Excerpt to read:
----------

Hi Koert,

the physical plan looks like it is doing the right thing:

partitioned table hdfs://user/koert/test, read date from the directory
names, hash partitioned and agg the date to find distinct date. Finally
shuffle the dates for sort and limit 1 operations.

This is my understanding of the physical plan, you can navigate the actual
execution in the web UI to see how much data is actually read to satisfy
this request. I hope it only requires a few bytes for few dates.

Best Regards,

Jerry


On Sun, Nov 1, 2015 at 5:56 PM, Jerry Lam <chiling...@gmail.com> wrote:

> I agreed the max date will satisfy the latest date requirement but it does
> not satisfy the second last date requirement you mentioned.
>
> Just for your information, before you invested in the partitioned table
> too much, I want to warn you that it has memory issues (both on executors
> and driver side). A simple experiment can show that if you have over 10
> years of date (3650 directories), it takes a long time to initialize. I got
> to know the limitation after I tried to partition user events per their
> user_id. It was a disaster (>10000 user_id).

----------

Requests:
[a] Answer the following from the email about the partitioned table, one line each, marked as the questions are:
(i) What is the path of the partitioned table?
(ii) Where can the actual execution be examined to see how much data is read?
(iii) How many directories does the experiment associate with over 10 years of dates?
[b] In the email about the partitioned table, what steps of the physical plan does the writer describe? List them in order.
[c] Carry on the email about the partitioned table from its final line.

----------

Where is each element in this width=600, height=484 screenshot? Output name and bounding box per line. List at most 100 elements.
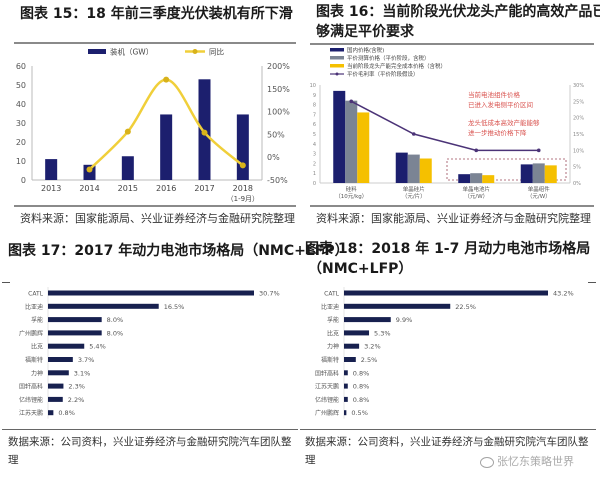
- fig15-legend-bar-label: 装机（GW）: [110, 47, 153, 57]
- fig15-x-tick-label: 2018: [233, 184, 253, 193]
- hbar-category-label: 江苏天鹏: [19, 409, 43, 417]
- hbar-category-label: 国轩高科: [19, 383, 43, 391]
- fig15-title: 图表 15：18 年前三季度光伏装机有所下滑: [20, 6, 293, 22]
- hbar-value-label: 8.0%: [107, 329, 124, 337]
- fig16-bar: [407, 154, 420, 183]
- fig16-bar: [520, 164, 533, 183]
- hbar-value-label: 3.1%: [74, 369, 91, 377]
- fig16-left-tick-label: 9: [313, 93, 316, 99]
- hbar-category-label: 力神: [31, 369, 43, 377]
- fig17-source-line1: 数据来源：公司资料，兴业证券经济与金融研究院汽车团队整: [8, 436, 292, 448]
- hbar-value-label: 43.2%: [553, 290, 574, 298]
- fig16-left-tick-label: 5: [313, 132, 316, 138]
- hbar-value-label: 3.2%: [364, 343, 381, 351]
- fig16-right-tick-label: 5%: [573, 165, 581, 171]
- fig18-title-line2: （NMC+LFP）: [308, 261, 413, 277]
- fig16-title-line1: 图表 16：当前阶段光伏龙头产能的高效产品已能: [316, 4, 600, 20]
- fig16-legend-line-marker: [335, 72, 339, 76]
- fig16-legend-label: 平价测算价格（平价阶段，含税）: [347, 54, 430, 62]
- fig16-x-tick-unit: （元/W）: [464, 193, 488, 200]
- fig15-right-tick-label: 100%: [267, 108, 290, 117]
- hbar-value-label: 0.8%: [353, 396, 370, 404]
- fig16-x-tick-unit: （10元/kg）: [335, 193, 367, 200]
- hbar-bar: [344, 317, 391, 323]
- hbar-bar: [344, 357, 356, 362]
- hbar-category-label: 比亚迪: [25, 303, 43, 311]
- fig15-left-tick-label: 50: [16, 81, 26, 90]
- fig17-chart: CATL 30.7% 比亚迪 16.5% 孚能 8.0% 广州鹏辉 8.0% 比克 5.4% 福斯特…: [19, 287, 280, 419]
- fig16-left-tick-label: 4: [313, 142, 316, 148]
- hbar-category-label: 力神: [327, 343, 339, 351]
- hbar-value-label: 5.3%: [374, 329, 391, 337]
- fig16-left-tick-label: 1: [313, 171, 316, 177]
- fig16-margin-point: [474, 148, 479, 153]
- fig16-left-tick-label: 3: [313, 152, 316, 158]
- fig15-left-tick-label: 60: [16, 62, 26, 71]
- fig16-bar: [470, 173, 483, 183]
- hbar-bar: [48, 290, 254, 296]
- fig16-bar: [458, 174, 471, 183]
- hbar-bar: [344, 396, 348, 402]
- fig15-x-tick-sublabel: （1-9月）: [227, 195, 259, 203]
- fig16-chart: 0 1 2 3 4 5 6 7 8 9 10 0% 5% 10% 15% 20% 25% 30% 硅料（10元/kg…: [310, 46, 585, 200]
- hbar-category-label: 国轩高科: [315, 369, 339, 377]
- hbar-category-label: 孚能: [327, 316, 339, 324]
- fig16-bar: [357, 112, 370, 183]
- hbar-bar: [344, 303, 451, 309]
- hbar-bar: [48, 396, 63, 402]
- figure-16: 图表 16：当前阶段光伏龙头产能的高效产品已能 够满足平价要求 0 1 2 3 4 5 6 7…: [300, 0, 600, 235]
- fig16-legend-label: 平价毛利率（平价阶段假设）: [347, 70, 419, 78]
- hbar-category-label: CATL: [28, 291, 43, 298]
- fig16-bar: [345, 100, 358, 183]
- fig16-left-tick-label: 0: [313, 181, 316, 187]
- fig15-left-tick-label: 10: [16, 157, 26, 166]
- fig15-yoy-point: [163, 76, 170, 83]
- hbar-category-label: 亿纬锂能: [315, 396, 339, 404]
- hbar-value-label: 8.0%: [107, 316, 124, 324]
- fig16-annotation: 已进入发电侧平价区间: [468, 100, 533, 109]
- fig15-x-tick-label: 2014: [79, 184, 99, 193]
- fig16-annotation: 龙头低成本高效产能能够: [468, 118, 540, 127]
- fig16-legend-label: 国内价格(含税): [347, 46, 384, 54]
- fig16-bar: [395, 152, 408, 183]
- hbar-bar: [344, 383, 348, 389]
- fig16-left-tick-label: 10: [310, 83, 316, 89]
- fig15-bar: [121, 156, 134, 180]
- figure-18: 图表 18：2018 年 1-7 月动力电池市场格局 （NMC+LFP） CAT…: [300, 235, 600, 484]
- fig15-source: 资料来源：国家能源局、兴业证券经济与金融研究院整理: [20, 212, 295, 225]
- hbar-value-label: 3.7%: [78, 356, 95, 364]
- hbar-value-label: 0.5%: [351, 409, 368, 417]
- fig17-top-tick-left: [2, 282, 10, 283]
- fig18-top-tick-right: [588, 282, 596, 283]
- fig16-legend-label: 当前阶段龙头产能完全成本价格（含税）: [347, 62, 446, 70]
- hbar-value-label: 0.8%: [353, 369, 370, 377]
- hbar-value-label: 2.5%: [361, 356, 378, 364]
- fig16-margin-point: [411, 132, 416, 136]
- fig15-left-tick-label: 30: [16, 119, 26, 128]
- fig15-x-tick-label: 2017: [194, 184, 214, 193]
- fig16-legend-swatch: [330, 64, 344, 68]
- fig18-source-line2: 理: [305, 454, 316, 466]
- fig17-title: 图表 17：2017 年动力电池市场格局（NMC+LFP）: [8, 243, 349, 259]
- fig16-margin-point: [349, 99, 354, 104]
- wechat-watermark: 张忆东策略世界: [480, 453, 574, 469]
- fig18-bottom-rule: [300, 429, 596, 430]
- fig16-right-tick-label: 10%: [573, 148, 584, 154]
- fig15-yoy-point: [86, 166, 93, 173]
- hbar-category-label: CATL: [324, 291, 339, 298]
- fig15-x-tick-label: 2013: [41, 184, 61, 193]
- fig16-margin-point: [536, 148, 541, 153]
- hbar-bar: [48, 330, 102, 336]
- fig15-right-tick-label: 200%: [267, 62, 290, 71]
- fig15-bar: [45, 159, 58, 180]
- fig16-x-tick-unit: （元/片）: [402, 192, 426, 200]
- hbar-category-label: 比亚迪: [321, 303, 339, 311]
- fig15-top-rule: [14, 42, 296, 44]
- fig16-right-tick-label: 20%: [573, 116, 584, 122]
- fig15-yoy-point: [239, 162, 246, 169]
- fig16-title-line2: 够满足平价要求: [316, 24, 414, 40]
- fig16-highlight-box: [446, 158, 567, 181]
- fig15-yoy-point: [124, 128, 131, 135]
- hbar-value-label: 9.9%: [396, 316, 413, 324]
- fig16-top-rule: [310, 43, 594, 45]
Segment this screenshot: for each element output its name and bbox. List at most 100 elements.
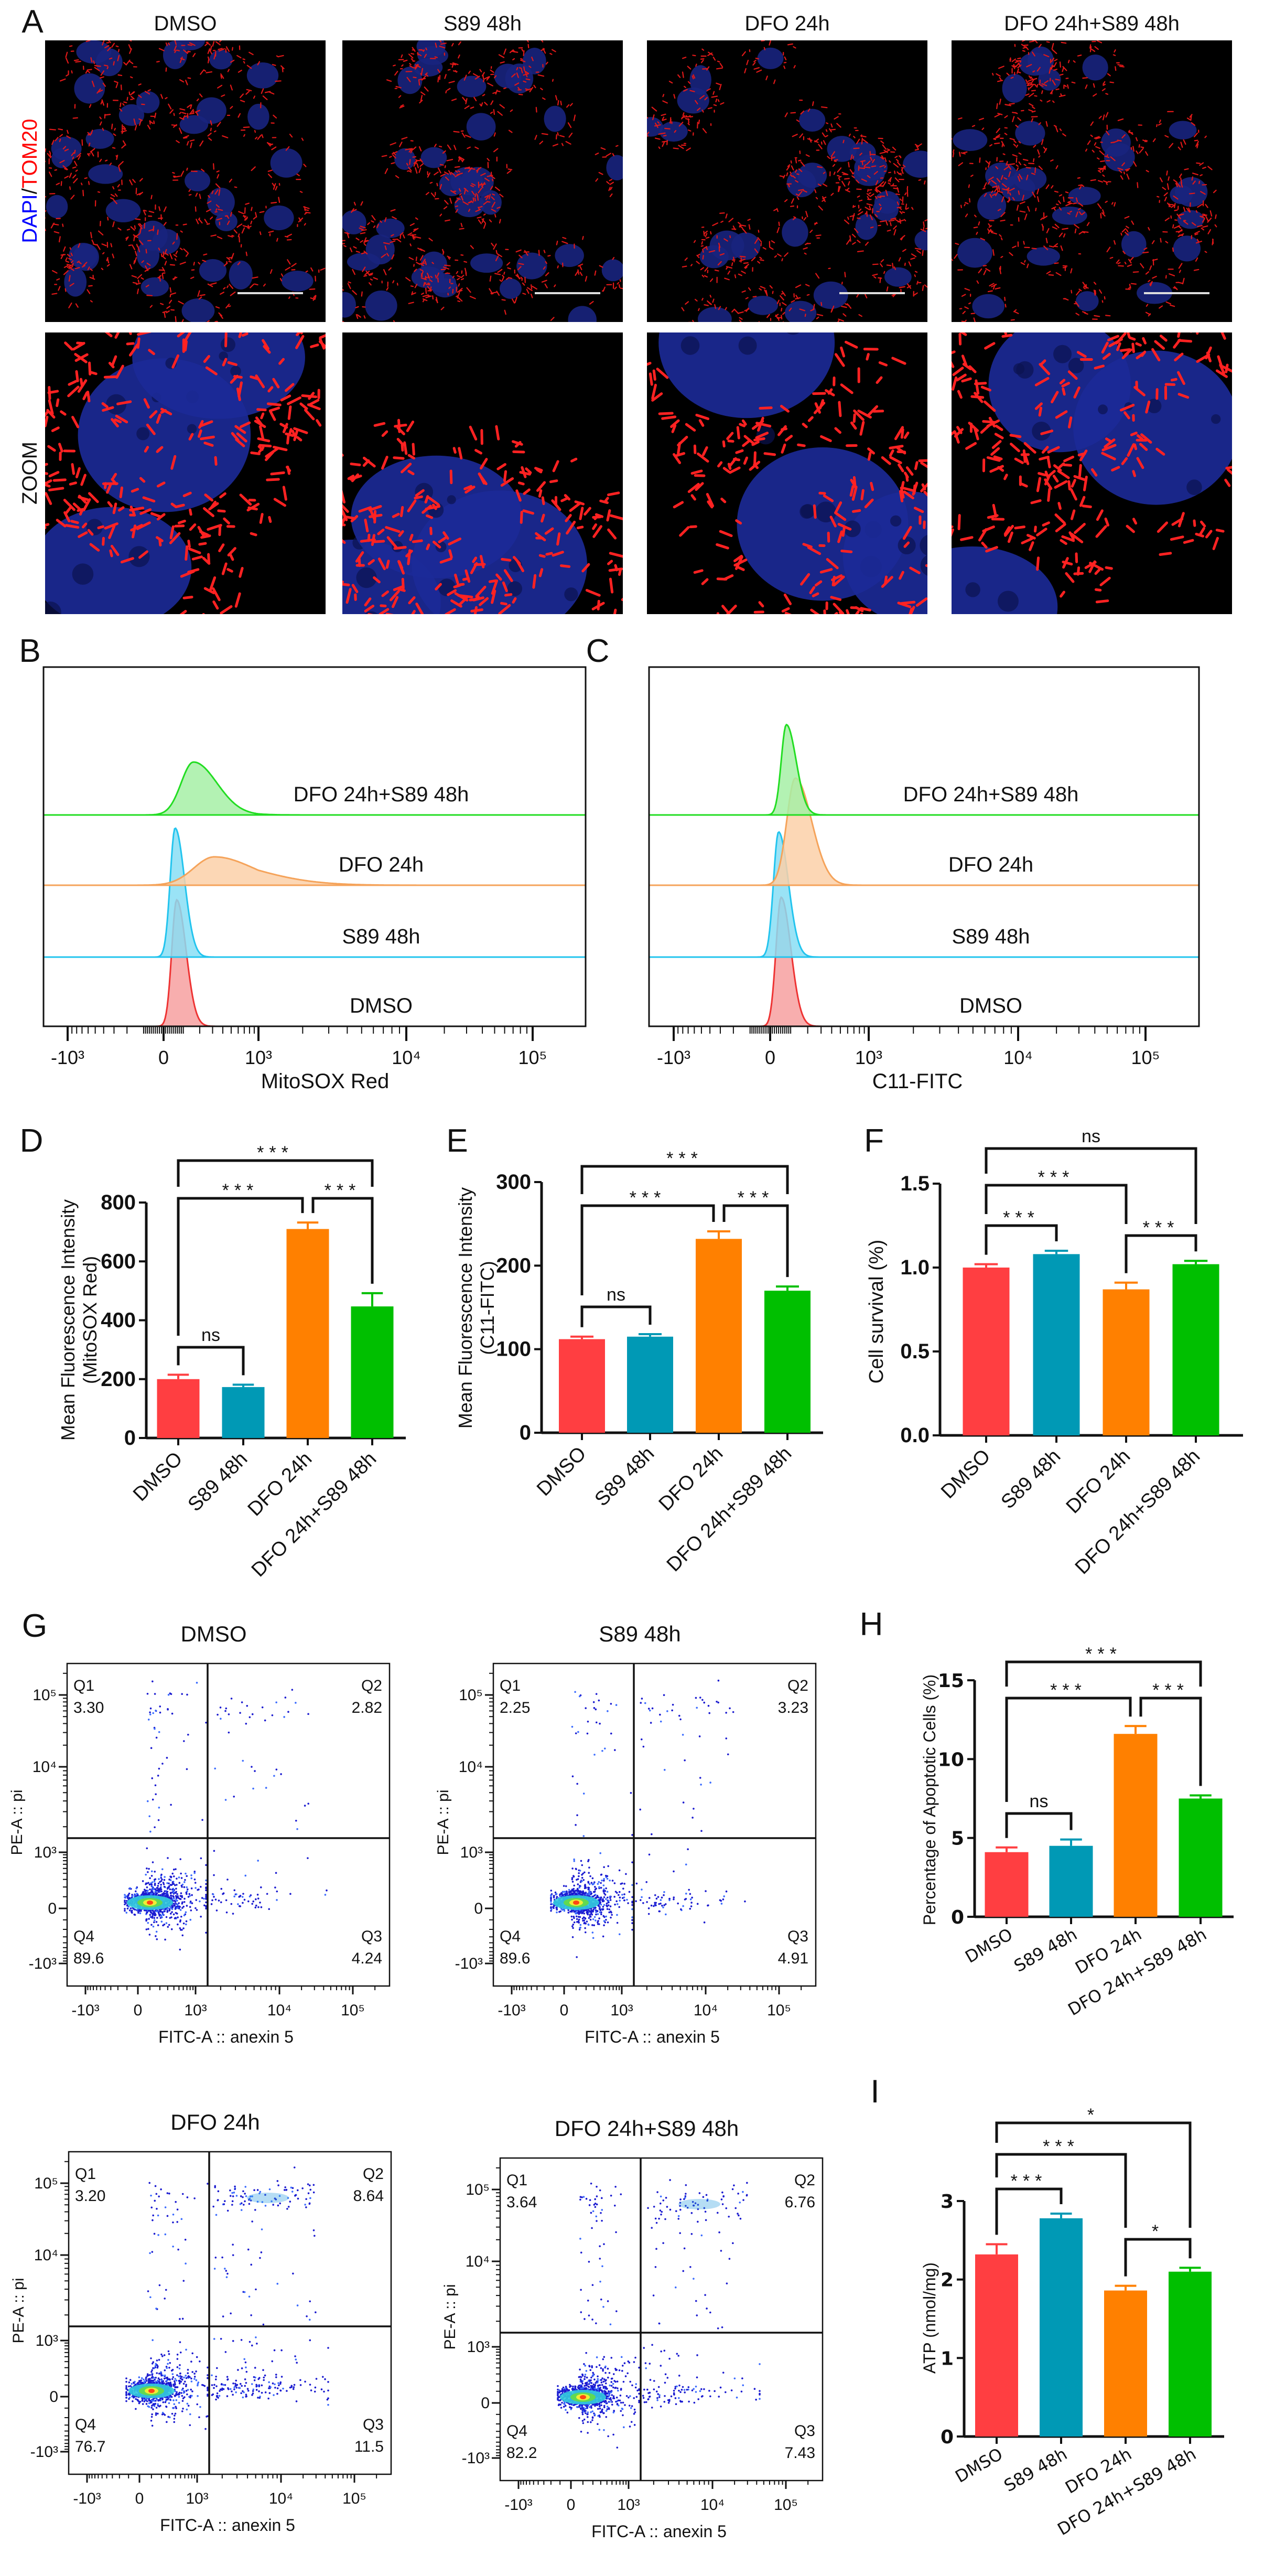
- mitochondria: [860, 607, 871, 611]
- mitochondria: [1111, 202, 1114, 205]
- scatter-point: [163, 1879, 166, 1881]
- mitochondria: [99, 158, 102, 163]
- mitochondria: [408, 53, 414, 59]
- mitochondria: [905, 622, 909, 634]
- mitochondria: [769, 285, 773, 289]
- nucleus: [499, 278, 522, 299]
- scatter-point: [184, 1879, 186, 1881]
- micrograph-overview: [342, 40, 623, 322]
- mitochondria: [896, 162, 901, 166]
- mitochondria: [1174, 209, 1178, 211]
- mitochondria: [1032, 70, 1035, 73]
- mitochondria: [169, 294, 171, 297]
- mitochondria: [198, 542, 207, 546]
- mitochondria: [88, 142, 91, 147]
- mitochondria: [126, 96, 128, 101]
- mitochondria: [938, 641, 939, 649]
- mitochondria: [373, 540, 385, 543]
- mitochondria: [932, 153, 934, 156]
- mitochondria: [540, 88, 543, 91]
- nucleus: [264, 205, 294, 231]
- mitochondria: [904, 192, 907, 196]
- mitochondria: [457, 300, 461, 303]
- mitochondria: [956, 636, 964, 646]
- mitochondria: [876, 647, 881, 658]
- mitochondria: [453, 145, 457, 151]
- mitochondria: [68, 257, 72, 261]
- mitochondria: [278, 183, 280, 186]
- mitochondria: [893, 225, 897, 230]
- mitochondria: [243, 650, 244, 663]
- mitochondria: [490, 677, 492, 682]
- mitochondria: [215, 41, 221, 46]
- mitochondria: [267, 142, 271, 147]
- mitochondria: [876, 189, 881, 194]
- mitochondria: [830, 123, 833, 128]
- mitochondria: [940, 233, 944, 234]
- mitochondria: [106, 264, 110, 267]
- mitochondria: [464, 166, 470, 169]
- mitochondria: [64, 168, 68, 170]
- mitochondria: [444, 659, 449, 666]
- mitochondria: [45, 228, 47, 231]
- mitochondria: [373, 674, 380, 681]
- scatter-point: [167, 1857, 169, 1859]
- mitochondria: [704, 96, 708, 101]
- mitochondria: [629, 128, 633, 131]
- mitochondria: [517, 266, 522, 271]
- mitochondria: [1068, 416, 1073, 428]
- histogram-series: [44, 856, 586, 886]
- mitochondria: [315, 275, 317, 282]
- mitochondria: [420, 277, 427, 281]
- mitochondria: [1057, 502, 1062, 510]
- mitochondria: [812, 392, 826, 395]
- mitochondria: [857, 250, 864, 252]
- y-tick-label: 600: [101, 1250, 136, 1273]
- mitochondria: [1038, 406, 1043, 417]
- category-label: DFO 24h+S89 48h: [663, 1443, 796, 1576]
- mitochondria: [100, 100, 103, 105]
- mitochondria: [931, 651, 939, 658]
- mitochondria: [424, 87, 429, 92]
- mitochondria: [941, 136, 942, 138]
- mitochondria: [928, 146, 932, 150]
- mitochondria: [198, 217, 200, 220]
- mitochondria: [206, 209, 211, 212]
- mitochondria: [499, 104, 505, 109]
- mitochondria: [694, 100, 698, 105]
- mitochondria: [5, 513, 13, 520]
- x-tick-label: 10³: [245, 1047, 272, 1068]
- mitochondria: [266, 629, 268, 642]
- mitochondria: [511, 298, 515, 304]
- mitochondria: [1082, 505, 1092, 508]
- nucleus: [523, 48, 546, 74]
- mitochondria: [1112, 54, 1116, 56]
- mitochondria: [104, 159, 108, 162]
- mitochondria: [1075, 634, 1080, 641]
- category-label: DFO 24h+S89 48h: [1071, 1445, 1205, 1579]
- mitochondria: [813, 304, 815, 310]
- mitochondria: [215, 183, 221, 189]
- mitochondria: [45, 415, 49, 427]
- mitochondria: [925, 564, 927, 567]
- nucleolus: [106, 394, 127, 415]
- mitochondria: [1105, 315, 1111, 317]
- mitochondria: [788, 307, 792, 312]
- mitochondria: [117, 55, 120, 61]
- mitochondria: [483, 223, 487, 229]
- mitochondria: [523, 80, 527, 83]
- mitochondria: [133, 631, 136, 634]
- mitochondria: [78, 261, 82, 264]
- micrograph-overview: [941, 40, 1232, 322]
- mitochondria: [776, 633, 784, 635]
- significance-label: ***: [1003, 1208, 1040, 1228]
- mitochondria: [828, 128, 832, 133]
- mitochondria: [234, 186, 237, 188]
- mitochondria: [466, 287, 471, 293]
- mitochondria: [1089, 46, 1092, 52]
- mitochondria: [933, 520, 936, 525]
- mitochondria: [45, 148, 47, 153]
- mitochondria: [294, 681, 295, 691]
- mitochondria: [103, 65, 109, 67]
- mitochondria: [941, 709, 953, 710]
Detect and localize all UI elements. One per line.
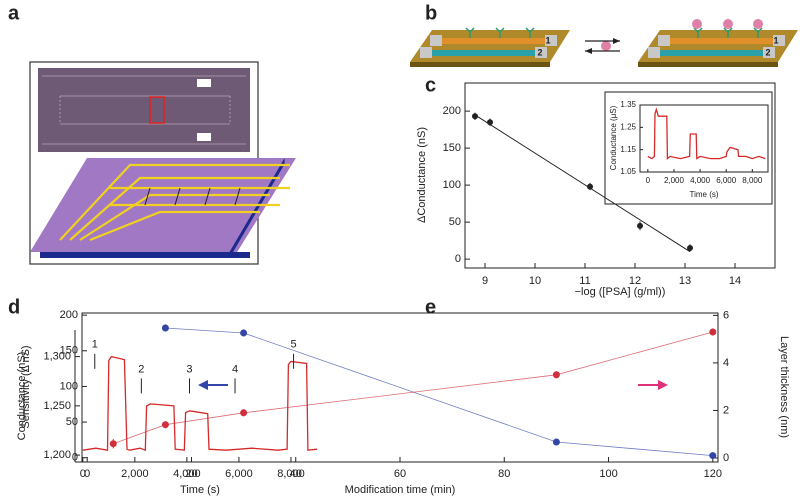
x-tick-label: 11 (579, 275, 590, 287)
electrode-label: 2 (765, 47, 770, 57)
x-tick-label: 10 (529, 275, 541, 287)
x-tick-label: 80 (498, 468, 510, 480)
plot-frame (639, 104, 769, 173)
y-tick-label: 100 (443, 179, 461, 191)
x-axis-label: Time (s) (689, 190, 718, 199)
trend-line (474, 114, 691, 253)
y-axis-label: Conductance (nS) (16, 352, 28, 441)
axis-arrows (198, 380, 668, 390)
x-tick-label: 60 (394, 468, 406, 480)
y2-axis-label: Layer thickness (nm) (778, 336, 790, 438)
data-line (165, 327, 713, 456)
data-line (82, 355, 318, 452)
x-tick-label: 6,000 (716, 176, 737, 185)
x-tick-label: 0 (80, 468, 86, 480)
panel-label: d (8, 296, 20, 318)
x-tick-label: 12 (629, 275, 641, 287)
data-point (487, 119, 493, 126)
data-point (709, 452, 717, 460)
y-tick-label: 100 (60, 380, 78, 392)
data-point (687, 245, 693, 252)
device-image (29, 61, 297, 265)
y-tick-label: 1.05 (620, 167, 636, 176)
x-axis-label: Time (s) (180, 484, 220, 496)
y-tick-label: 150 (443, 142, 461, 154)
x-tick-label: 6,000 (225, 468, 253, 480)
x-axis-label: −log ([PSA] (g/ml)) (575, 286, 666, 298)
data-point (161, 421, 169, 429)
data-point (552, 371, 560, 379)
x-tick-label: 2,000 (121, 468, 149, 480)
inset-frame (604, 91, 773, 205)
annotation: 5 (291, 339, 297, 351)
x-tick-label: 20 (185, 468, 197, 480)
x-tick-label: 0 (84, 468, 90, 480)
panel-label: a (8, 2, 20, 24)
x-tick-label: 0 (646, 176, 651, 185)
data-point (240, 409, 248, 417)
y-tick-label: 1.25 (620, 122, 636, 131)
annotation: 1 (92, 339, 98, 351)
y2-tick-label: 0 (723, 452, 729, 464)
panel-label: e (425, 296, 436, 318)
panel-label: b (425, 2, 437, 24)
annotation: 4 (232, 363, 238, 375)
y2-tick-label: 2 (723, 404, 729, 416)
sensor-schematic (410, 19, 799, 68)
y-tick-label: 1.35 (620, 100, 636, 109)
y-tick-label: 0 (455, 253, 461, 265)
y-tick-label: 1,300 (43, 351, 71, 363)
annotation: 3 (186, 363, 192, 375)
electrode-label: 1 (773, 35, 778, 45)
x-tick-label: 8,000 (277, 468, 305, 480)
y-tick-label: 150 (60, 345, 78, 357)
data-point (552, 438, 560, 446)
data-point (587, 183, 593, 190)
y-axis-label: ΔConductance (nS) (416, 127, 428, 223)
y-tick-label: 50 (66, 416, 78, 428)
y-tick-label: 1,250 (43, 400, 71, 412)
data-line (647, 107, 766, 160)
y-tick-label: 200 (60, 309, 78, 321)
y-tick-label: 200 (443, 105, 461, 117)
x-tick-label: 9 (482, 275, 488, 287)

----------

Answers to the problems:
[a]
(i) hdfs://user/koert/test
(ii) In the web UI
(iii) 3650

[b]
1. Read the date from the directory names of the partitioned table.
2. Hash partition.
3. Aggregate the date to find the distinct dates.
4. Shuffle the dates for the sort and limit 1 operations.

[c]
>
> I hope the spark developer can address the memory limitations because
> partitioned table is very useful in many cases.
>
> Cheers ~
>
>
>
> On Sun, Nov 1, 2015 at 4:39 PM, Koert Kuipers <ko...@tresata.com> wrote:
>
>> i was going for the distinct approach, since i want it to be general
>> enough to also solve other related problems later. the max-date is likely
>> to be faster though.
>>
>> On Sun, Nov 1, 2015 at 4:36 PM, Jerry Lam <chiling...@gmail.com> wrote:
>>
>>> Hi Koert,
>>>
>>> You should be able to see if it requires scanning the whole data by
>>> "explain" the query. The physical plan should say something about it. I
>>> wonder if you are trying the distinct-sort-by-limit approach or the
>>> max-date approach?
>>>
>>> Best Regards,
>>>
>>> Jerry
>>>
>>>
>>> On Sun, Nov 1, 2015 at 4:25 PM, Koert Kuipers <ko...@tresata.com> wrote:
>>>
>>>> it seems pretty fast, but if i have 2 partitions and 10mm records i do
>>>> have to dedupe (distinct) 10mm records
>>>>
>>>> a direct way to just find out what the 2 partitions are would be much
>>>> faster. spark knows it, but its not exposed.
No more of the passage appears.